• Given instruction: Copy all the data exactly, except the pictures.
=====
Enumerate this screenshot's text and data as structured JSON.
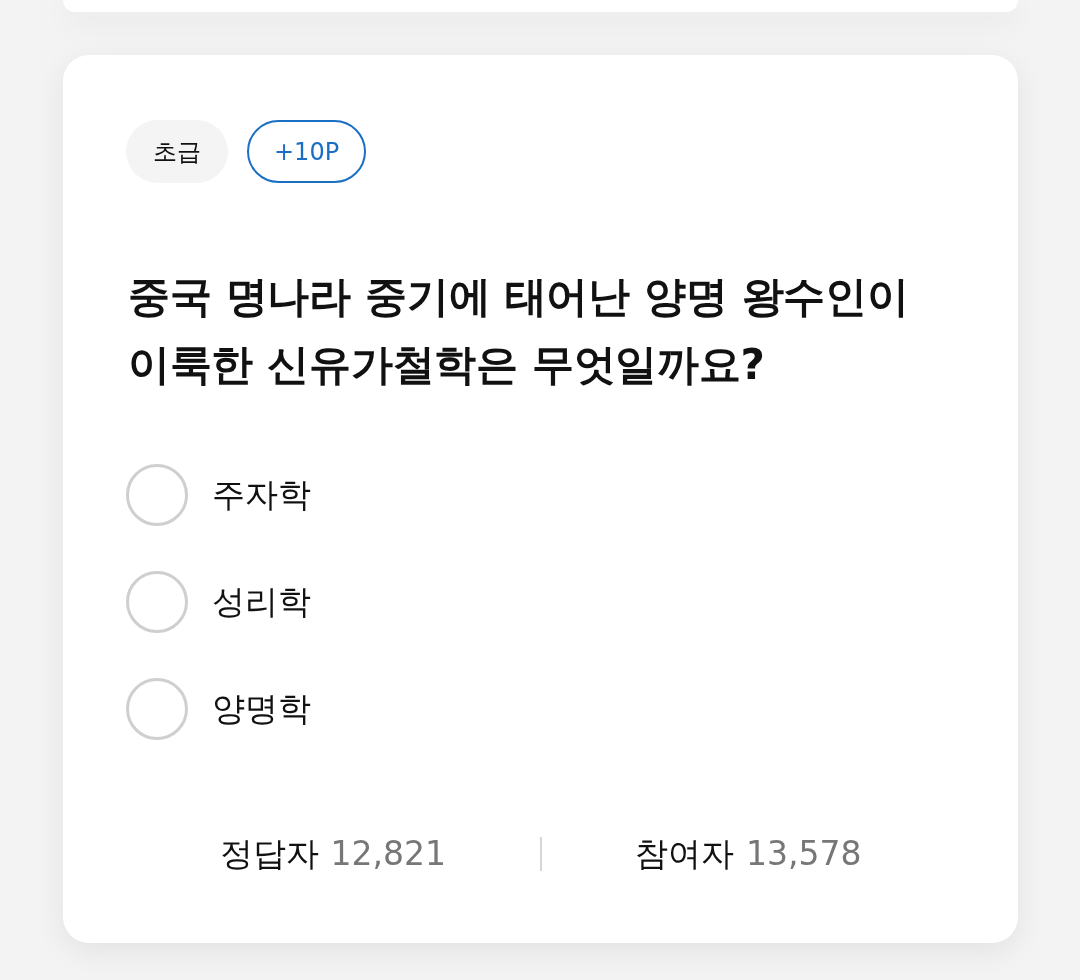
{
  "quiz": {
    "tags": [
      {
        "kind": "level",
        "label": "초급"
      },
      {
        "kind": "points",
        "label": "+10P"
      }
    ],
    "question": "중국 명나라 중기에 태어난 양명 왕수인이 이룩한 신유가철학은 무엇일까요?",
    "options": [
      {
        "label": "주자학",
        "selected": false
      },
      {
        "label": "성리학",
        "selected": false
      },
      {
        "label": "양명학",
        "selected": false
      }
    ],
    "stats": [
      {
        "label": "정답자",
        "value": "12,821"
      },
      {
        "label": "참여자",
        "value": "13,578"
      }
    ]
  }
}
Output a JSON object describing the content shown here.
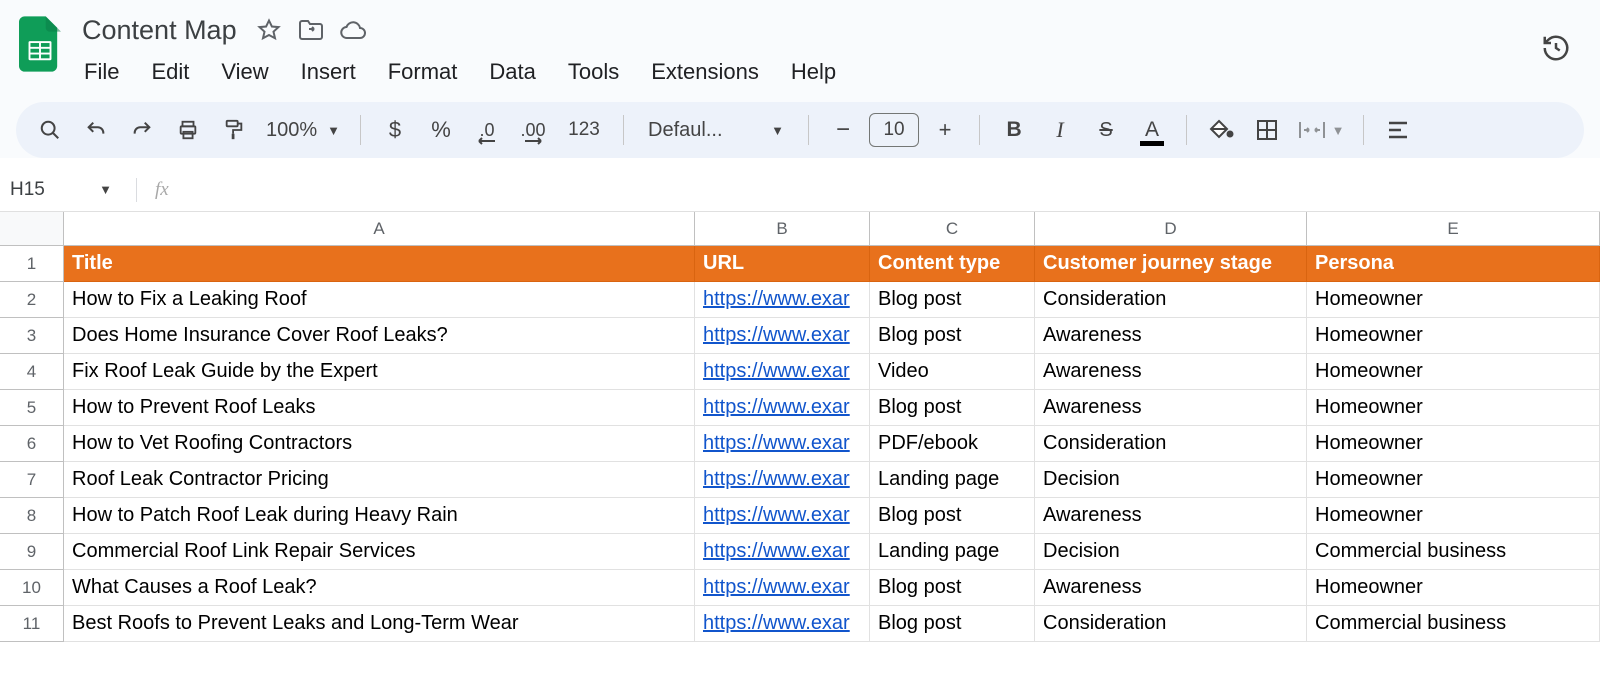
{
  "doc": {
    "title": "Content Map"
  },
  "menu": {
    "file": "File",
    "edit": "Edit",
    "view": "View",
    "insert": "Insert",
    "format": "Format",
    "data": "Data",
    "tools": "Tools",
    "extensions": "Extensions",
    "help": "Help"
  },
  "toolbar": {
    "zoom": "100%",
    "currency": "$",
    "percent": "%",
    "decrease_dec": ".0",
    "increase_dec": ".00",
    "numfmt": "123",
    "font": "Defaul...",
    "minus": "−",
    "font_size": "10",
    "plus": "+",
    "bold": "B",
    "italic": "I",
    "strike": "S",
    "textcolor": "A"
  },
  "namebox": {
    "ref": "H15",
    "fx": "fx"
  },
  "columns": [
    "A",
    "B",
    "C",
    "D",
    "E"
  ],
  "headers": {
    "title": "Title",
    "url": "URL",
    "type": "Content type",
    "stage": "Customer journey stage",
    "persona": "Persona"
  },
  "rows": [
    {
      "n": "2",
      "title": "How to Fix a Leaking Roof",
      "url": "https://www.exar",
      "type": "Blog post",
      "stage": "Consideration",
      "persona": "Homeowner"
    },
    {
      "n": "3",
      "title": "Does Home Insurance Cover Roof Leaks?",
      "url": "https://www.exar",
      "type": "Blog post",
      "stage": "Awareness",
      "persona": "Homeowner"
    },
    {
      "n": "4",
      "title": "Fix Roof Leak Guide by the Expert",
      "url": "https://www.exar",
      "type": "Video",
      "stage": "Awareness",
      "persona": "Homeowner"
    },
    {
      "n": "5",
      "title": "How to Prevent Roof Leaks",
      "url": "https://www.exar",
      "type": "Blog post",
      "stage": "Awareness",
      "persona": "Homeowner"
    },
    {
      "n": "6",
      "title": "How to Vet Roofing Contractors",
      "url": "https://www.exar",
      "type": "PDF/ebook",
      "stage": "Consideration",
      "persona": "Homeowner"
    },
    {
      "n": "7",
      "title": "Roof Leak Contractor Pricing",
      "url": "https://www.exar",
      "type": "Landing page",
      "stage": "Decision",
      "persona": "Homeowner"
    },
    {
      "n": "8",
      "title": "How to Patch Roof Leak during Heavy Rain",
      "url": "https://www.exar",
      "type": "Blog post",
      "stage": "Awareness",
      "persona": "Homeowner"
    },
    {
      "n": "9",
      "title": "Commercial Roof Link Repair Services",
      "url": "https://www.exar",
      "type": "Landing page",
      "stage": "Decision",
      "persona": "Commercial business"
    },
    {
      "n": "10",
      "title": "What Causes a Roof Leak?",
      "url": "https://www.exar",
      "type": "Blog post",
      "stage": "Awareness",
      "persona": "Homeowner"
    },
    {
      "n": "11",
      "title": "Best Roofs to Prevent Leaks and Long-Term Wear",
      "url": "https://www.exar",
      "type": "Blog post",
      "stage": "Consideration",
      "persona": "Commercial business"
    }
  ]
}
=====
• Answer to the problem:
Enumerate this screenshot's text and data as structured JSON.
{
  "quiz": {
    "tags": [
      {
        "kind": "level",
        "label": "초급"
      },
      {
        "kind": "points",
        "label": "+10P"
      }
    ],
    "question": "중국 명나라 중기에 태어난 양명 왕수인이 이룩한 신유가철학은 무엇일까요?",
    "options": [
      {
        "label": "주자학",
        "selected": false
      },
      {
        "label": "성리학",
        "selected": false
      },
      {
        "label": "양명학",
        "selected": false
      }
    ],
    "stats": [
      {
        "label": "정답자",
        "value": "12,821"
      },
      {
        "label": "참여자",
        "value": "13,578"
      }
    ]
  }
}
Output a JSON object describing the content shown here.
{
  "doc": {
    "title": "Content Map"
  },
  "menu": {
    "file": "File",
    "edit": "Edit",
    "view": "View",
    "insert": "Insert",
    "format": "Format",
    "data": "Data",
    "tools": "Tools",
    "extensions": "Extensions",
    "help": "Help"
  },
  "toolbar": {
    "zoom": "100%",
    "currency": "$",
    "percent": "%",
    "decrease_dec": ".0",
    "increase_dec": ".00",
    "numfmt": "123",
    "font": "Defaul...",
    "minus": "−",
    "font_size": "10",
    "plus": "+",
    "bold": "B",
    "italic": "I",
    "strike": "S",
    "textcolor": "A"
  },
  "namebox": {
    "ref": "H15",
    "fx": "fx"
  },
  "columns": [
    "A",
    "B",
    "C",
    "D",
    "E"
  ],
  "headers": {
    "title": "Title",
    "url": "URL",
    "type": "Content type",
    "stage": "Customer journey stage",
    "persona": "Persona"
  },
  "rows": [
    {
      "n": "2",
      "title": "How to Fix a Leaking Roof",
      "url": "https://www.exar",
      "type": "Blog post",
      "stage": "Consideration",
      "persona": "Homeowner"
    },
    {
      "n": "3",
      "title": "Does Home Insurance Cover Roof Leaks?",
      "url": "https://www.exar",
      "type": "Blog post",
      "stage": "Awareness",
      "persona": "Homeowner"
    },
    {
      "n": "4",
      "title": "Fix Roof Leak Guide by the Expert",
      "url": "https://www.exar",
      "type": "Video",
      "stage": "Awareness",
      "persona": "Homeowner"
    },
    {
      "n": "5",
      "title": "How to Prevent Roof Leaks",
      "url": "https://www.exar",
      "type": "Blog post",
      "stage": "Awareness",
      "persona": "Homeowner"
    },
    {
      "n": "6",
      "title": "How to Vet Roofing Contractors",
      "url": "https://www.exar",
      "type": "PDF/ebook",
      "stage": "Consideration",
      "persona": "Homeowner"
    },
    {
      "n": "7",
      "title": "Roof Leak Contractor Pricing",
      "url": "https://www.exar",
      "type": "Landing page",
      "stage": "Decision",
      "persona": "Homeowner"
    },
    {
      "n": "8",
      "title": "How to Patch Roof Leak during Heavy Rain",
      "url": "https://www.exar",
      "type": "Blog post",
      "stage": "Awareness",
      "persona": "Homeowner"
    },
    {
      "n": "9",
      "title": "Commercial Roof Link Repair Services",
      "url": "https://www.exar",
      "type": "Landing page",
      "stage": "Decision",
      "persona": "Commercial business"
    },
    {
      "n": "10",
      "title": "What Causes a Roof Leak?",
      "url": "https://www.exar",
      "type": "Blog post",
      "stage": "Awareness",
      "persona": "Homeowner"
    },
    {
      "n": "11",
      "title": "Best Roofs to Prevent Leaks and Long-Term Wear",
      "url": "https://www.exar",
      "type": "Blog post",
      "stage": "Consideration",
      "persona": "Commercial business"
    }
  ]
}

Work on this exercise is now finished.